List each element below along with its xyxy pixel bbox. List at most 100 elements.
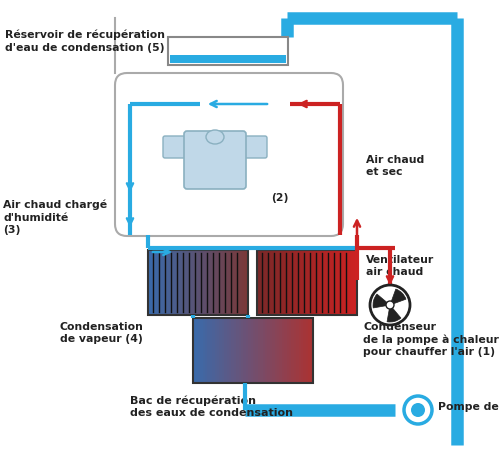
Bar (329, 250, 332, 315)
Bar (218, 250, 220, 315)
Bar (193, 318, 196, 383)
Text: Ventilateur
air chaud: Ventilateur air chaud (366, 255, 434, 278)
Wedge shape (387, 305, 401, 322)
Bar (279, 250, 281, 315)
Bar (229, 318, 232, 383)
Bar (261, 250, 264, 315)
Bar (273, 250, 276, 315)
Circle shape (411, 403, 425, 417)
Bar (305, 250, 308, 315)
FancyBboxPatch shape (115, 73, 343, 236)
Bar (244, 318, 246, 383)
Bar (283, 250, 286, 315)
Bar (238, 250, 240, 315)
Bar (284, 318, 287, 383)
Bar (217, 318, 220, 383)
Bar (258, 318, 260, 383)
Bar (234, 318, 236, 383)
Bar (299, 250, 302, 315)
Bar (150, 250, 152, 315)
Bar (296, 318, 299, 383)
Bar (176, 250, 178, 315)
Bar (200, 250, 202, 315)
Bar (224, 250, 226, 315)
Bar (224, 318, 227, 383)
Bar (274, 318, 278, 383)
Bar (168, 37, 288, 65)
Bar (301, 318, 304, 383)
Bar (303, 250, 306, 315)
Bar (166, 250, 168, 315)
Bar (170, 250, 172, 315)
Bar (308, 318, 311, 383)
Bar (337, 250, 340, 315)
Bar (196, 250, 198, 315)
Bar (281, 250, 283, 315)
Bar (242, 250, 244, 315)
Bar (349, 250, 352, 315)
Bar (327, 250, 330, 315)
Bar (162, 250, 164, 315)
Bar (272, 318, 275, 383)
Bar (202, 318, 205, 383)
Text: Pompe de relevage: Pompe de relevage (438, 402, 500, 412)
Bar (226, 250, 228, 315)
Bar (220, 318, 222, 383)
Bar (291, 250, 294, 315)
Bar (311, 250, 314, 315)
Bar (246, 318, 248, 383)
Bar (210, 250, 212, 315)
Bar (202, 250, 204, 315)
Bar (263, 250, 266, 315)
Bar (204, 250, 206, 315)
Ellipse shape (206, 130, 224, 144)
Bar (256, 318, 258, 383)
Bar (325, 250, 328, 315)
Bar (160, 250, 162, 315)
Bar (351, 250, 354, 315)
Bar (200, 318, 203, 383)
Bar (265, 318, 268, 383)
Bar (289, 318, 292, 383)
Bar (295, 250, 298, 315)
Bar (182, 250, 184, 315)
Bar (192, 250, 194, 315)
Bar (196, 318, 198, 383)
Bar (164, 250, 166, 315)
Bar (286, 318, 290, 383)
Bar (355, 250, 358, 315)
Bar (174, 250, 176, 315)
Bar (148, 250, 150, 315)
Bar (343, 250, 345, 315)
Bar (208, 318, 210, 383)
Text: Réservoir de récupération
d'eau de condensation (5): Réservoir de récupération d'eau de conde… (5, 30, 165, 53)
Bar (186, 250, 188, 315)
Bar (271, 250, 274, 315)
Bar (188, 250, 190, 315)
Bar (250, 318, 254, 383)
Bar (216, 250, 218, 315)
Bar (260, 318, 263, 383)
Text: Air chaud chargé
d'humidité
(3): Air chaud chargé d'humidité (3) (3, 200, 107, 235)
Bar (335, 250, 338, 315)
Bar (270, 318, 272, 383)
Circle shape (404, 396, 432, 424)
Bar (293, 250, 296, 315)
Text: Condensation
de vapeur (4): Condensation de vapeur (4) (60, 322, 144, 345)
Bar (214, 250, 216, 315)
Bar (257, 250, 357, 315)
Bar (214, 318, 218, 383)
Bar (190, 250, 192, 315)
Bar (198, 318, 200, 383)
Bar (208, 250, 210, 315)
Bar (282, 318, 284, 383)
Bar (212, 250, 214, 315)
Bar (277, 250, 280, 315)
Bar (317, 250, 320, 315)
Bar (310, 318, 314, 383)
Bar (240, 250, 242, 315)
Bar (148, 250, 248, 315)
Bar (339, 250, 342, 315)
Bar (347, 250, 350, 315)
Bar (234, 250, 236, 315)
────────
▸ What you will do: Starting with the line in the records that contains "Bar (329, 250, 332, 315)" and ending after the line that contains "Bar (208, 318, 210, 383)", render every line in that span as a numbered list, omitting any blank lines.

▸ Answer to the task:
1. Bar (329, 250, 332, 315)
2. Bar (218, 250, 220, 315)
3. Bar (193, 318, 196, 383)
4. Text: Ventilateur
5. air chaud: Ventilateur air chaud (366, 255, 434, 278)
6. Wedge shape (387, 305, 401, 322)
7. Bar (279, 250, 281, 315)
8. Bar (229, 318, 232, 383)
9. Bar (261, 250, 264, 315)
10. Bar (273, 250, 276, 315)
11. Circle shape (411, 403, 425, 417)
12. Bar (305, 250, 308, 315)
13. FancyBboxPatch shape (115, 73, 343, 236)
14. Bar (244, 318, 246, 383)
15. Bar (283, 250, 286, 315)
16. Bar (238, 250, 240, 315)
17. Bar (284, 318, 287, 383)
18. Bar (217, 318, 220, 383)
19. Bar (258, 318, 260, 383)
20. Bar (234, 318, 236, 383)
21. Bar (299, 250, 302, 315)
22. Bar (150, 250, 152, 315)
23. Bar (296, 318, 299, 383)
24. Bar (176, 250, 178, 315)
25. Bar (200, 250, 202, 315)
26. Bar (224, 250, 226, 315)
27. Bar (224, 318, 227, 383)
28. Bar (274, 318, 278, 383)
29. Bar (168, 37, 288, 65)
30. Bar (301, 318, 304, 383)
31. Bar (303, 250, 306, 315)
32. Bar (166, 250, 168, 315)
33. Bar (170, 250, 172, 315)
34. Bar (308, 318, 311, 383)
35. Bar (337, 250, 340, 315)
36. Bar (196, 250, 198, 315)
37. Bar (281, 250, 283, 315)
38. Bar (242, 250, 244, 315)
39. Bar (349, 250, 352, 315)
40. Bar (327, 250, 330, 315)
41. Bar (162, 250, 164, 315)
42. Bar (272, 318, 275, 383)
43. Bar (202, 318, 205, 383)
44. Text: Pompe de relevage: Pompe de relevage (438, 402, 500, 412)
45. Bar (226, 250, 228, 315)
46. Bar (220, 318, 222, 383)
47. Bar (291, 250, 294, 315)
48. Bar (311, 250, 314, 315)
49. Bar (246, 318, 248, 383)
50. Bar (210, 250, 212, 315)
51. Bar (202, 250, 204, 315)
52. Bar (263, 250, 266, 315)
53. Bar (204, 250, 206, 315)
54. Ellipse shape (206, 130, 224, 144)
55. Bar (256, 318, 258, 383)
56. Bar (325, 250, 328, 315)
57. Bar (160, 250, 162, 315)
58. Bar (351, 250, 354, 315)
59. Bar (200, 318, 203, 383)
60. Bar (265, 318, 268, 383)
61. Bar (289, 318, 292, 383)
62. Bar (295, 250, 298, 315)
63. Bar (182, 250, 184, 315)
64. Bar (192, 250, 194, 315)
65. Bar (196, 318, 198, 383)
66. Bar (164, 250, 166, 315)
67. Bar (286, 318, 290, 383)
68. Bar (355, 250, 358, 315)
69. Bar (174, 250, 176, 315)
70. Bar (148, 250, 150, 315)
71. Bar (343, 250, 345, 315)
72. Bar (208, 318, 210, 383)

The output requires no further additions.